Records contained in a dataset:
+---+

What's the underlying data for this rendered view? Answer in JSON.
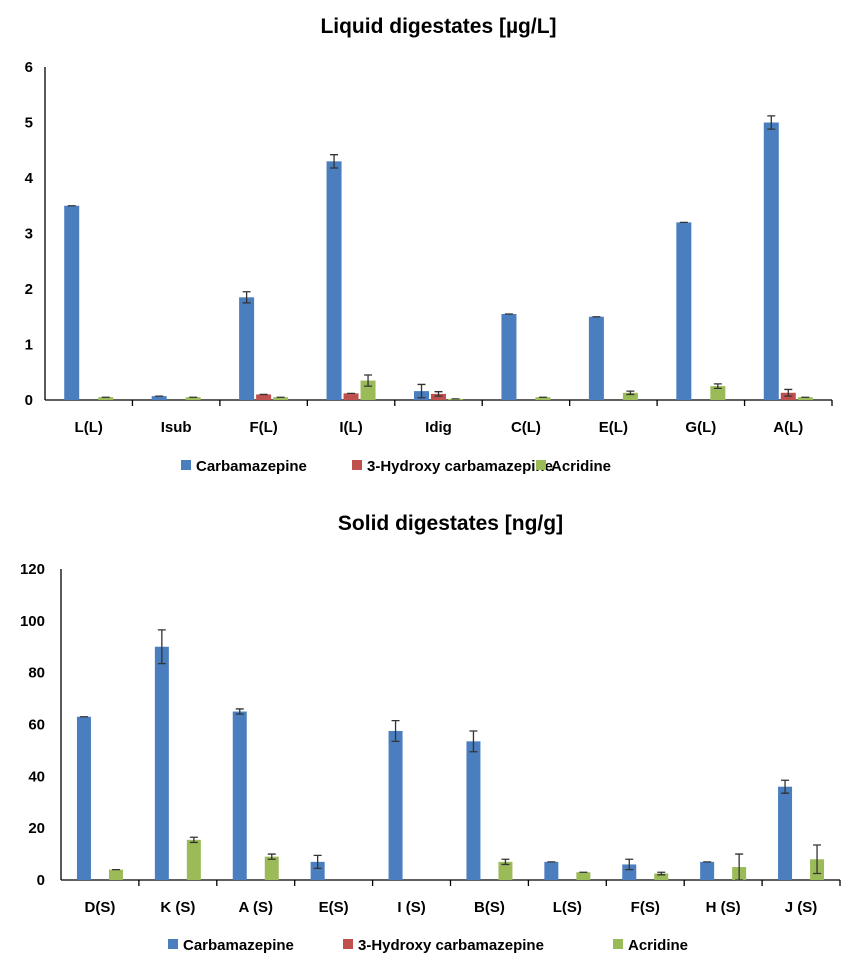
{
  "colors": {
    "Carbamazepine": "#4a7ebf",
    "3-Hydroxy carbamazepine": "#c0504d",
    "Acridine": "#9bbb59"
  },
  "chart_data": [
    {
      "type": "bar",
      "title": "Liquid digestates [µg/L]",
      "ylim": [
        0,
        6
      ],
      "yticks": [
        0,
        1,
        2,
        3,
        4,
        5,
        6
      ],
      "categories": [
        "L(L)",
        "Isub",
        "F(L)",
        "I(L)",
        "Idig",
        "C(L)",
        "E(L)",
        "G(L)",
        "A(L)"
      ],
      "series": [
        {
          "name": "Carbamazepine",
          "values": [
            3.5,
            0.07,
            1.85,
            4.3,
            0.16,
            1.55,
            1.5,
            3.2,
            5.0
          ],
          "errors": [
            0,
            0,
            0.1,
            0.12,
            0.12,
            0,
            0,
            0,
            0.12
          ]
        },
        {
          "name": "3-Hydroxy carbamazepine",
          "values": [
            0,
            0,
            0.1,
            0.12,
            0.11,
            0,
            0,
            0,
            0.13
          ],
          "errors": [
            0,
            0,
            0,
            0,
            0.04,
            0,
            0,
            0,
            0.06
          ]
        },
        {
          "name": "Acridine",
          "values": [
            0.05,
            0.05,
            0.05,
            0.35,
            0.02,
            0.05,
            0.13,
            0.25,
            0.05
          ],
          "errors": [
            0,
            0,
            0,
            0.1,
            0,
            0,
            0.03,
            0.04,
            0
          ]
        }
      ],
      "legend": "bottom"
    },
    {
      "type": "bar",
      "title": "Solid digestates [ng/g]",
      "ylim": [
        0,
        120
      ],
      "yticks": [
        0,
        20,
        40,
        60,
        80,
        100,
        120
      ],
      "categories": [
        "D(S)",
        "K (S)",
        "A (S)",
        "E(S)",
        "I (S)",
        "B(S)",
        "L(S)",
        "F(S)",
        "H (S)",
        "J (S)"
      ],
      "series": [
        {
          "name": "Carbamazepine",
          "values": [
            63,
            90,
            65,
            7,
            57.5,
            53.5,
            7,
            6,
            7,
            36
          ],
          "errors": [
            0,
            6.5,
            1,
            2.5,
            4,
            4,
            0,
            2,
            0,
            2.5
          ]
        },
        {
          "name": "3-Hydroxy carbamazepine",
          "values": [
            0,
            0,
            0,
            0,
            0,
            0,
            0,
            0,
            0,
            0
          ],
          "errors": [
            0,
            0,
            0,
            0,
            0,
            0,
            0,
            0,
            0,
            0
          ]
        },
        {
          "name": "Acridine",
          "values": [
            4,
            15.5,
            9,
            0,
            0,
            7,
            3,
            2.5,
            5,
            8
          ],
          "errors": [
            0,
            1,
            1,
            0,
            0,
            1,
            0,
            0.5,
            5,
            5.5
          ]
        }
      ],
      "legend": "bottom"
    }
  ]
}
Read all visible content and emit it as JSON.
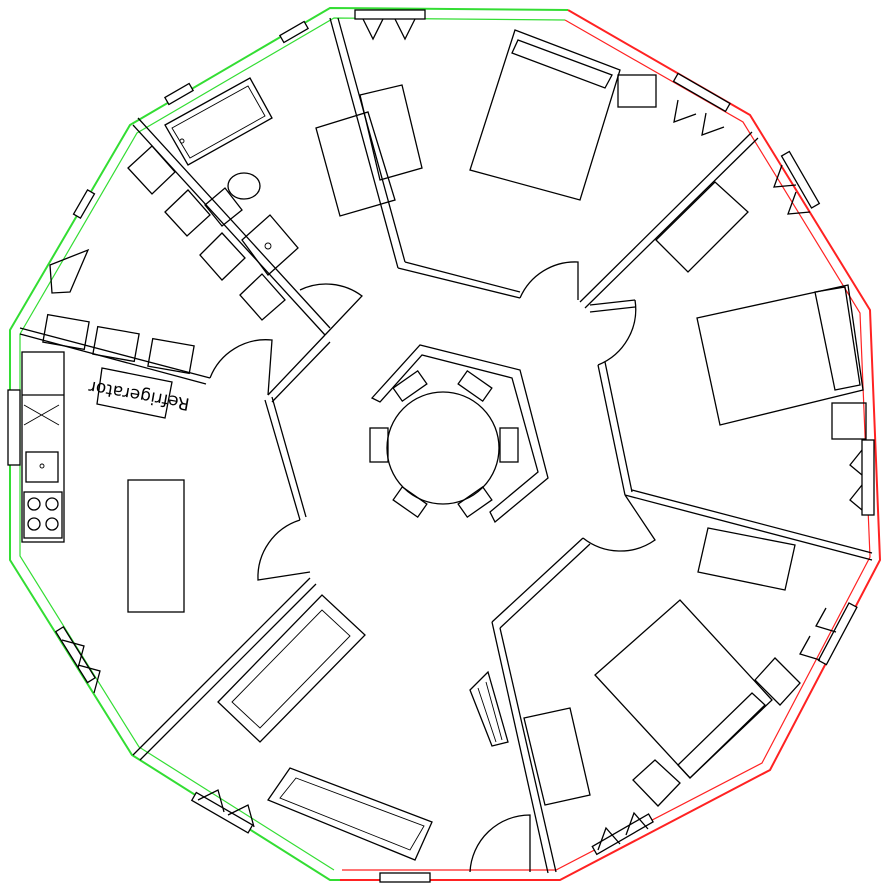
{
  "plan": {
    "labels": {
      "refrigerator": "Refrigerator"
    },
    "colors": {
      "wall_line": "#000000",
      "outer_wall_green": "#33dd33",
      "outer_wall_red": "#ff2222",
      "background": "#ffffff"
    }
  }
}
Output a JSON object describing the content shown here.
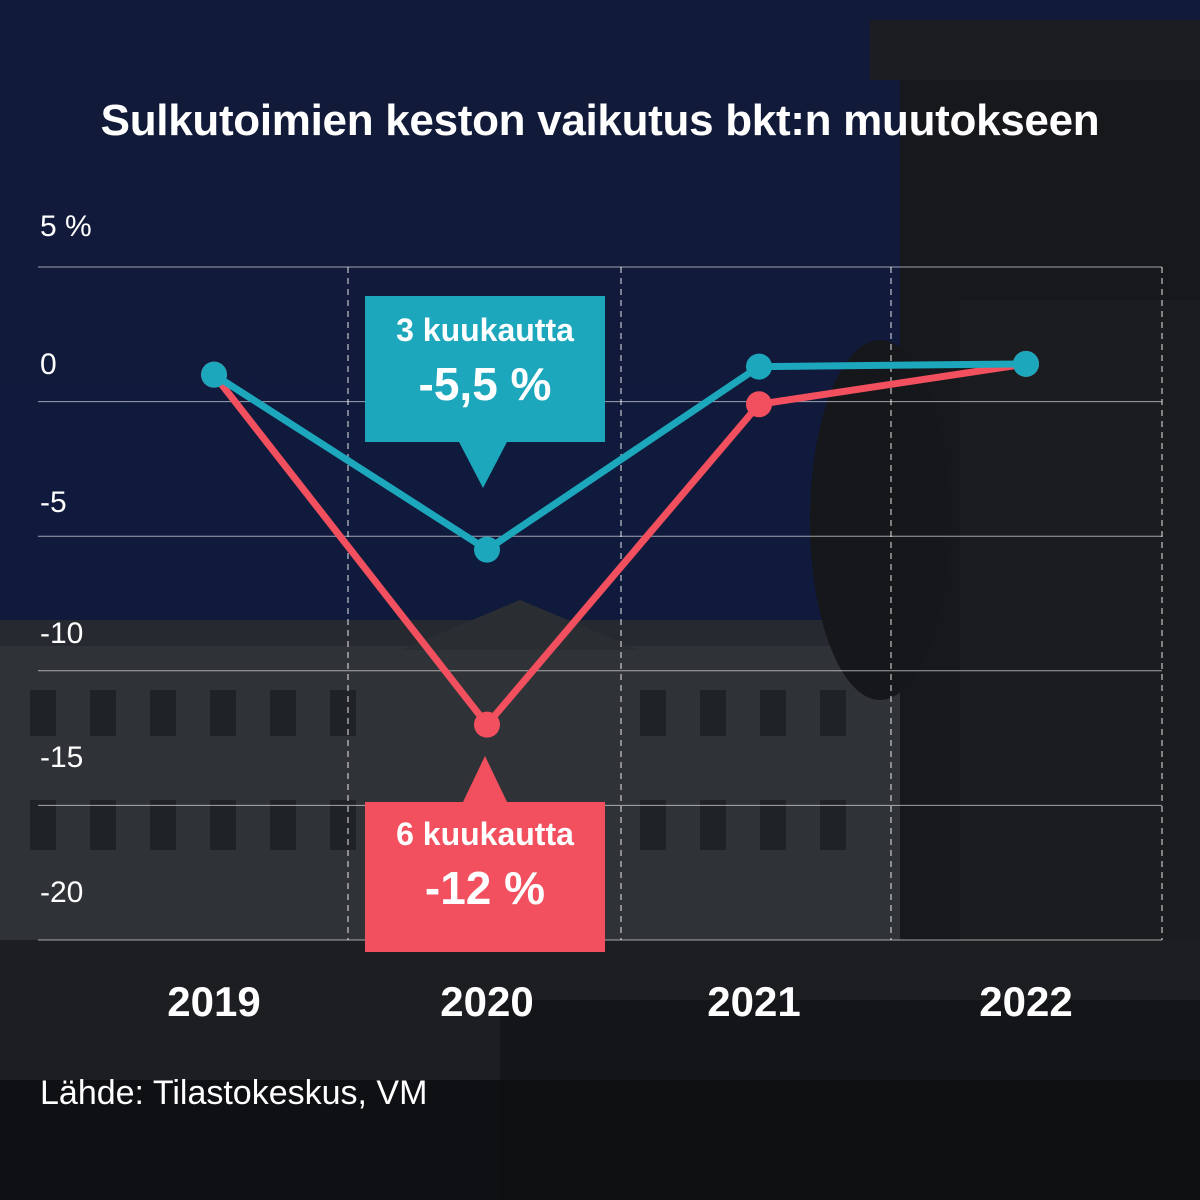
{
  "title": "Sulkutoimien keston vaikutus bkt:n muutokseen",
  "source": "Lähde: Tilastokeskus, VM",
  "colors": {
    "teal": "#1ca7bd",
    "red": "#f2505e",
    "background": "#0f1733",
    "grid": "#ffffff"
  },
  "callouts": {
    "three_months": {
      "label": "3 kuukautta",
      "value": "-5,5 %"
    },
    "six_months": {
      "label": "6 kuukautta",
      "value": "-12 %"
    }
  },
  "chart_data": {
    "type": "line",
    "title": "Sulkutoimien keston vaikutus bkt:n muutokseen",
    "x": [
      "2019",
      "2020",
      "2021",
      "2022"
    ],
    "series": [
      {
        "name": "3 kuukautta",
        "color": "#1ca7bd",
        "values": [
          1.0,
          -5.5,
          1.3,
          1.4
        ]
      },
      {
        "name": "6 kuukautta",
        "color": "#f2505e",
        "values": [
          1.0,
          -12.0,
          -0.1,
          1.4
        ]
      }
    ],
    "y_ticks": [
      {
        "value": 5,
        "label": "5 %"
      },
      {
        "value": 0,
        "label": "0"
      },
      {
        "value": -5,
        "label": "-5"
      },
      {
        "value": -10,
        "label": "-10"
      },
      {
        "value": -15,
        "label": "-15"
      },
      {
        "value": -20,
        "label": "-20"
      }
    ],
    "ylim": [
      -20,
      5
    ],
    "grid": true
  }
}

+---+

**DIRECTIONS FOR THIS TASK:**
Make an exact copy of the records above, with the pictures left out.

**TASK RESPONSE:**
What's the underlying data for this rendered view? Answer in JSON.
{
  "colors": {
    "Carbamazepine": "#4a7ebf",
    "3-Hydroxy carbamazepine": "#c0504d",
    "Acridine": "#9bbb59"
  },
  "chart_data": [
    {
      "type": "bar",
      "title": "Liquid digestates [µg/L]",
      "ylim": [
        0,
        6
      ],
      "yticks": [
        0,
        1,
        2,
        3,
        4,
        5,
        6
      ],
      "categories": [
        "L(L)",
        "Isub",
        "F(L)",
        "I(L)",
        "Idig",
        "C(L)",
        "E(L)",
        "G(L)",
        "A(L)"
      ],
      "series": [
        {
          "name": "Carbamazepine",
          "values": [
            3.5,
            0.07,
            1.85,
            4.3,
            0.16,
            1.55,
            1.5,
            3.2,
            5.0
          ],
          "errors": [
            0,
            0,
            0.1,
            0.12,
            0.12,
            0,
            0,
            0,
            0.12
          ]
        },
        {
          "name": "3-Hydroxy carbamazepine",
          "values": [
            0,
            0,
            0.1,
            0.12,
            0.11,
            0,
            0,
            0,
            0.13
          ],
          "errors": [
            0,
            0,
            0,
            0,
            0.04,
            0,
            0,
            0,
            0.06
          ]
        },
        {
          "name": "Acridine",
          "values": [
            0.05,
            0.05,
            0.05,
            0.35,
            0.02,
            0.05,
            0.13,
            0.25,
            0.05
          ],
          "errors": [
            0,
            0,
            0,
            0.1,
            0,
            0,
            0.03,
            0.04,
            0
          ]
        }
      ],
      "legend": "bottom"
    },
    {
      "type": "bar",
      "title": "Solid digestates [ng/g]",
      "ylim": [
        0,
        120
      ],
      "yticks": [
        0,
        20,
        40,
        60,
        80,
        100,
        120
      ],
      "categories": [
        "D(S)",
        "K (S)",
        "A (S)",
        "E(S)",
        "I (S)",
        "B(S)",
        "L(S)",
        "F(S)",
        "H (S)",
        "J (S)"
      ],
      "series": [
        {
          "name": "Carbamazepine",
          "values": [
            63,
            90,
            65,
            7,
            57.5,
            53.5,
            7,
            6,
            7,
            36
          ],
          "errors": [
            0,
            6.5,
            1,
            2.5,
            4,
            4,
            0,
            2,
            0,
            2.5
          ]
        },
        {
          "name": "3-Hydroxy carbamazepine",
          "values": [
            0,
            0,
            0,
            0,
            0,
            0,
            0,
            0,
            0,
            0
          ],
          "errors": [
            0,
            0,
            0,
            0,
            0,
            0,
            0,
            0,
            0,
            0
          ]
        },
        {
          "name": "Acridine",
          "values": [
            4,
            15.5,
            9,
            0,
            0,
            7,
            3,
            2.5,
            5,
            8
          ],
          "errors": [
            0,
            1,
            1,
            0,
            0,
            1,
            0,
            0.5,
            5,
            5.5
          ]
        }
      ],
      "legend": "bottom"
    }
  ]
}
Read all visible content and emit it as JSON.
{
  "plan": {
    "labels": {
      "refrigerator": "Refrigerator"
    },
    "colors": {
      "wall_line": "#000000",
      "outer_wall_green": "#33dd33",
      "outer_wall_red": "#ff2222",
      "background": "#ffffff"
    }
  }
}
Output a JSON object describing the content shown here.
{
  "title": "Sulkutoimien keston vaikutus bkt:n muutokseen",
  "source": "Lähde: Tilastokeskus, VM",
  "colors": {
    "teal": "#1ca7bd",
    "red": "#f2505e",
    "background": "#0f1733",
    "grid": "#ffffff"
  },
  "callouts": {
    "three_months": {
      "label": "3 kuukautta",
      "value": "-5,5 %"
    },
    "six_months": {
      "label": "6 kuukautta",
      "value": "-12 %"
    }
  },
  "chart_data": {
    "type": "line",
    "title": "Sulkutoimien keston vaikutus bkt:n muutokseen",
    "x": [
      "2019",
      "2020",
      "2021",
      "2022"
    ],
    "series": [
      {
        "name": "3 kuukautta",
        "color": "#1ca7bd",
        "values": [
          1.0,
          -5.5,
          1.3,
          1.4
        ]
      },
      {
        "name": "6 kuukautta",
        "color": "#f2505e",
        "values": [
          1.0,
          -12.0,
          -0.1,
          1.4
        ]
      }
    ],
    "y_ticks": [
      {
        "value": 5,
        "label": "5 %"
      },
      {
        "value": 0,
        "label": "0"
      },
      {
        "value": -5,
        "label": "-5"
      },
      {
        "value": -10,
        "label": "-10"
      },
      {
        "value": -15,
        "label": "-15"
      },
      {
        "value": -20,
        "label": "-20"
      }
    ],
    "ylim": [
      -20,
      5
    ],
    "grid": true
  }
}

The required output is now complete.